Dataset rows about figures

--------------------------------------------------

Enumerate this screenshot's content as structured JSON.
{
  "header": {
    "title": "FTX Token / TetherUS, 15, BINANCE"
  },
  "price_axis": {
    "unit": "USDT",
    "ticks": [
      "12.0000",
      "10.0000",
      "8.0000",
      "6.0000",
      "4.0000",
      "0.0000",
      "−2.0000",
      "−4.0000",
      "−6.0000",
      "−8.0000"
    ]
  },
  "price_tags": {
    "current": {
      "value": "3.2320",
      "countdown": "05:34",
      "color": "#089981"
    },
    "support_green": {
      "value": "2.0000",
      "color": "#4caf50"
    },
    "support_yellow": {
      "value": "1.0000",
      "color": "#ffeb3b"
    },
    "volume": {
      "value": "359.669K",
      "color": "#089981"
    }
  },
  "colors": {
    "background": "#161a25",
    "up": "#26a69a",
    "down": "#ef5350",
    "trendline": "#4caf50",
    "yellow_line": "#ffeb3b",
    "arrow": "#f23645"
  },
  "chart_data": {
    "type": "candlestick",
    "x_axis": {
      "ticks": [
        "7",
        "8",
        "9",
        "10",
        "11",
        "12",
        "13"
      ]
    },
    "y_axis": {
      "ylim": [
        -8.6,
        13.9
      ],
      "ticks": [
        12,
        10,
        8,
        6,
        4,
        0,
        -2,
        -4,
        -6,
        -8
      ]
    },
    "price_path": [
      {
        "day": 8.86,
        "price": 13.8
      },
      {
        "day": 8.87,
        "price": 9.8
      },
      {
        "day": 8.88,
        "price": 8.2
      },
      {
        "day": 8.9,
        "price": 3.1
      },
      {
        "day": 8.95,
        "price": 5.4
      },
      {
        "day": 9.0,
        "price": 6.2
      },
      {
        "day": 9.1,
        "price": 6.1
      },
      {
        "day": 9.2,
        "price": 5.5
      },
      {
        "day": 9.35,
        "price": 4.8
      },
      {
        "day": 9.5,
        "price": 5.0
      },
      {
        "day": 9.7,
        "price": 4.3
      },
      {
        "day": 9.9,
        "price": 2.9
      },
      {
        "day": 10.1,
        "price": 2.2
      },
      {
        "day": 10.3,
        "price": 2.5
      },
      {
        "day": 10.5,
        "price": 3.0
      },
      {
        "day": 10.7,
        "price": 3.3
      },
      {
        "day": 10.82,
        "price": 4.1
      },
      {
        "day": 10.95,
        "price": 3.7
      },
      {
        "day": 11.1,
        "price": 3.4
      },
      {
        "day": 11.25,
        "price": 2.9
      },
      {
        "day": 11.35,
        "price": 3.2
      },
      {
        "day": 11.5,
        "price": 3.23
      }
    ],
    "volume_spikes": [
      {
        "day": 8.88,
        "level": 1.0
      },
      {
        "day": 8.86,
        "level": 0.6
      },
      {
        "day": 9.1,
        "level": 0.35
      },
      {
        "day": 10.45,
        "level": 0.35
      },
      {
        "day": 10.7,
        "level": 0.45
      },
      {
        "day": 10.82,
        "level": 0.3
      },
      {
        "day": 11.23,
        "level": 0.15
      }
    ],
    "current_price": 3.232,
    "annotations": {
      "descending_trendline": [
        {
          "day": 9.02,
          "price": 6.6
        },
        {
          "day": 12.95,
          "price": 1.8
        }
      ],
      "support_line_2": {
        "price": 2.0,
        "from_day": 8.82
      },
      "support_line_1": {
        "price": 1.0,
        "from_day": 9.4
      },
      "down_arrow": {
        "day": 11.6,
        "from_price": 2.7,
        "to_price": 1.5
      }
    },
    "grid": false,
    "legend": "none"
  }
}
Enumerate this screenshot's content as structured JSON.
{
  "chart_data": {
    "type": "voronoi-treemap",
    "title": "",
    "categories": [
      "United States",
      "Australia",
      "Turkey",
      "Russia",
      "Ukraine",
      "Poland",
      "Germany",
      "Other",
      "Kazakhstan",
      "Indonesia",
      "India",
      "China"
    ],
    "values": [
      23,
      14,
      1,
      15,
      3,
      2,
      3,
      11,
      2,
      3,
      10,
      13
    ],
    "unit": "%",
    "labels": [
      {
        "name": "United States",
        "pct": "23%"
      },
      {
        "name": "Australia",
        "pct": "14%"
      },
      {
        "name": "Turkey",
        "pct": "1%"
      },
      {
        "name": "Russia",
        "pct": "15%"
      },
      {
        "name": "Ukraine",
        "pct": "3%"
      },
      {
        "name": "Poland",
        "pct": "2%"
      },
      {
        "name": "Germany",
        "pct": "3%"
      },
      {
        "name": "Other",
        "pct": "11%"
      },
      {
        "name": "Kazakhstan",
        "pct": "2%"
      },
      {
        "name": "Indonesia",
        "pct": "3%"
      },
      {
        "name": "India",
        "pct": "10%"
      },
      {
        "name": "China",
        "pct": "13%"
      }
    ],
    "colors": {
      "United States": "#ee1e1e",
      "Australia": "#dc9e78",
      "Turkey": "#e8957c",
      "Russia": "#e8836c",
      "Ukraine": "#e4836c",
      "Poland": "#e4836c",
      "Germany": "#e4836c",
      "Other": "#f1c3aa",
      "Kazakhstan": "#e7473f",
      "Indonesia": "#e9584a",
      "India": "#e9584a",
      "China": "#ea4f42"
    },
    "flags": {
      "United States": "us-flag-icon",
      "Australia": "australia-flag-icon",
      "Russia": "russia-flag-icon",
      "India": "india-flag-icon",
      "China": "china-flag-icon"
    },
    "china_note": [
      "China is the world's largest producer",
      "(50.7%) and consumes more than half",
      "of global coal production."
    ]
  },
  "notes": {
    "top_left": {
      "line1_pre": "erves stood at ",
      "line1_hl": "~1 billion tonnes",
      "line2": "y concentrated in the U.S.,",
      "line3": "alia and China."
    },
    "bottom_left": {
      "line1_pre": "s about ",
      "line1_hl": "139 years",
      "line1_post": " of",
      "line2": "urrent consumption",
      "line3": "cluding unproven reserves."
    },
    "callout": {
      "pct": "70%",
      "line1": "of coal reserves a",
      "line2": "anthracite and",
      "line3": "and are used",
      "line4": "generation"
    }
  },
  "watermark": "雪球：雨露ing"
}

--------------------------------------------------

- [Task statement]: Your task is to reproduce the whole listing exactly.

- [The solution]:
Enumerate this screenshot's content as structured JSON.
{
  "header": {
    "title": "FTX Token / TetherUS, 15, BINANCE"
  },
  "price_axis": {
    "unit": "USDT",
    "ticks": [
      "12.0000",
      "10.0000",
      "8.0000",
      "6.0000",
      "4.0000",
      "0.0000",
      "−2.0000",
      "−4.0000",
      "−6.0000",
      "−8.0000"
    ]
  },
  "price_tags": {
    "current": {
      "value": "3.2320",
      "countdown": "05:34",
      "color": "#089981"
    },
    "support_green": {
      "value": "2.0000",
      "color": "#4caf50"
    },
    "support_yellow": {
      "value": "1.0000",
      "color": "#ffeb3b"
    },
    "volume": {
      "value": "359.669K",
      "color": "#089981"
    }
  },
  "colors": {
    "background": "#161a25",
    "up": "#26a69a",
    "down": "#ef5350",
    "trendline": "#4caf50",
    "yellow_line": "#ffeb3b",
    "arrow": "#f23645"
  },
  "chart_data": {
    "type": "candlestick",
    "x_axis": {
      "ticks": [
        "7",
        "8",
        "9",
        "10",
        "11",
        "12",
        "13"
      ]
    },
    "y_axis": {
      "ylim": [
        -8.6,
        13.9
      ],
      "ticks": [
        12,
        10,
        8,
        6,
        4,
        0,
        -2,
        -4,
        -6,
        -8
      ]
    },
    "price_path": [
      {
        "day": 8.86,
        "price": 13.8
      },
      {
        "day": 8.87,
        "price": 9.8
      },
      {
        "day": 8.88,
        "price": 8.2
      },
      {
        "day": 8.9,
        "price": 3.1
      },
      {
        "day": 8.95,
        "price": 5.4
      },
      {
        "day": 9.0,
        "price": 6.2
      },
      {
        "day": 9.1,
        "price": 6.1
      },
      {
        "day": 9.2,
        "price": 5.5
      },
      {
        "day": 9.35,
        "price": 4.8
      },
      {
        "day": 9.5,
        "price": 5.0
      },
      {
        "day": 9.7,
        "price": 4.3
      },
      {
        "day": 9.9,
        "price": 2.9
      },
      {
        "day": 10.1,
        "price": 2.2
      },
      {
        "day": 10.3,
        "price": 2.5
      },
      {
        "day": 10.5,
        "price": 3.0
      },
      {
        "day": 10.7,
        "price": 3.3
      },
      {
        "day": 10.82,
        "price": 4.1
      },
      {
        "day": 10.95,
        "price": 3.7
      },
      {
        "day": 11.1,
        "price": 3.4
      },
      {
        "day": 11.25,
        "price": 2.9
      },
      {
        "day": 11.35,
        "price": 3.2
      },
      {
        "day": 11.5,
        "price": 3.23
      }
    ],
    "volume_spikes": [
      {
        "day": 8.88,
        "level": 1.0
      },
      {
        "day": 8.86,
        "level": 0.6
      },
      {
        "day": 9.1,
        "level": 0.35
      },
      {
        "day": 10.45,
        "level": 0.35
      },
      {
        "day": 10.7,
        "level": 0.45
      },
      {
        "day": 10.82,
        "level": 0.3
      },
      {
        "day": 11.23,
        "level": 0.15
      }
    ],
    "current_price": 3.232,
    "annotations": {
      "descending_trendline": [
        {
          "day": 9.02,
          "price": 6.6
        },
        {
          "day": 12.95,
          "price": 1.8
        }
      ],
      "support_line_2": {
        "price": 2.0,
        "from_day": 8.82
      },
      "support_line_1": {
        "price": 1.0,
        "from_day": 9.4
      },
      "down_arrow": {
        "day": 11.6,
        "from_price": 2.7,
        "to_price": 1.5
      }
    },
    "grid": false,
    "legend": "none"
  }
}
Enumerate this screenshot's content as structured JSON.
{
  "chart_data": {
    "type": "voronoi-treemap",
    "title": "",
    "categories": [
      "United States",
      "Australia",
      "Turkey",
      "Russia",
      "Ukraine",
      "Poland",
      "Germany",
      "Other",
      "Kazakhstan",
      "Indonesia",
      "India",
      "China"
    ],
    "values": [
      23,
      14,
      1,
      15,
      3,
      2,
      3,
      11,
      2,
      3,
      10,
      13
    ],
    "unit": "%",
    "labels": [
      {
        "name": "United States",
        "pct": "23%"
      },
      {
        "name": "Australia",
        "pct": "14%"
      },
      {
        "name": "Turkey",
        "pct": "1%"
      },
      {
        "name": "Russia",
        "pct": "15%"
      },
      {
        "name": "Ukraine",
        "pct": "3%"
      },
      {
        "name": "Poland",
        "pct": "2%"
      },
      {
        "name": "Germany",
        "pct": "3%"
      },
      {
        "name": "Other",
        "pct": "11%"
      },
      {
        "name": "Kazakhstan",
        "pct": "2%"
      },
      {
        "name": "Indonesia",
        "pct": "3%"
      },
      {
        "name": "India",
        "pct": "10%"
      },
      {
        "name": "China",
        "pct": "13%"
      }
    ],
    "colors": {
      "United States": "#ee1e1e",
      "Australia": "#dc9e78",
      "Turkey": "#e8957c",
      "Russia": "#e8836c",
      "Ukraine": "#e4836c",
      "Poland": "#e4836c",
      "Germany": "#e4836c",
      "Other": "#f1c3aa",
      "Kazakhstan": "#e7473f",
      "Indonesia": "#e9584a",
      "India": "#e9584a",
      "China": "#ea4f42"
    },
    "flags": {
      "United States": "us-flag-icon",
      "Australia": "australia-flag-icon",
      "Russia": "russia-flag-icon",
      "India": "india-flag-icon",
      "China": "china-flag-icon"
    },
    "china_note": [
      "China is the world's largest producer",
      "(50.7%) and consumes more than half",
      "of global coal production."
    ]
  },
  "notes": {
    "top_left": {
      "line1_pre": "erves stood at ",
      "line1_hl": "~1 billion tonnes",
      "line2": "y concentrated in the U.S.,",
      "line3": "alia and China."
    },
    "bottom_left": {
      "line1_pre": "s about ",
      "line1_hl": "139 years",
      "line1_post": " of",
      "line2": "urrent consumption",
      "line3": "cluding unproven reserves."
    },
    "callout": {
      "pct": "70%",
      "line1": "of coal reserves a",
      "line2": "anthracite and",
      "line3": "and are used",
      "line4": "generation"
    }
  },
  "watermark": "雪球：雨露ing"
}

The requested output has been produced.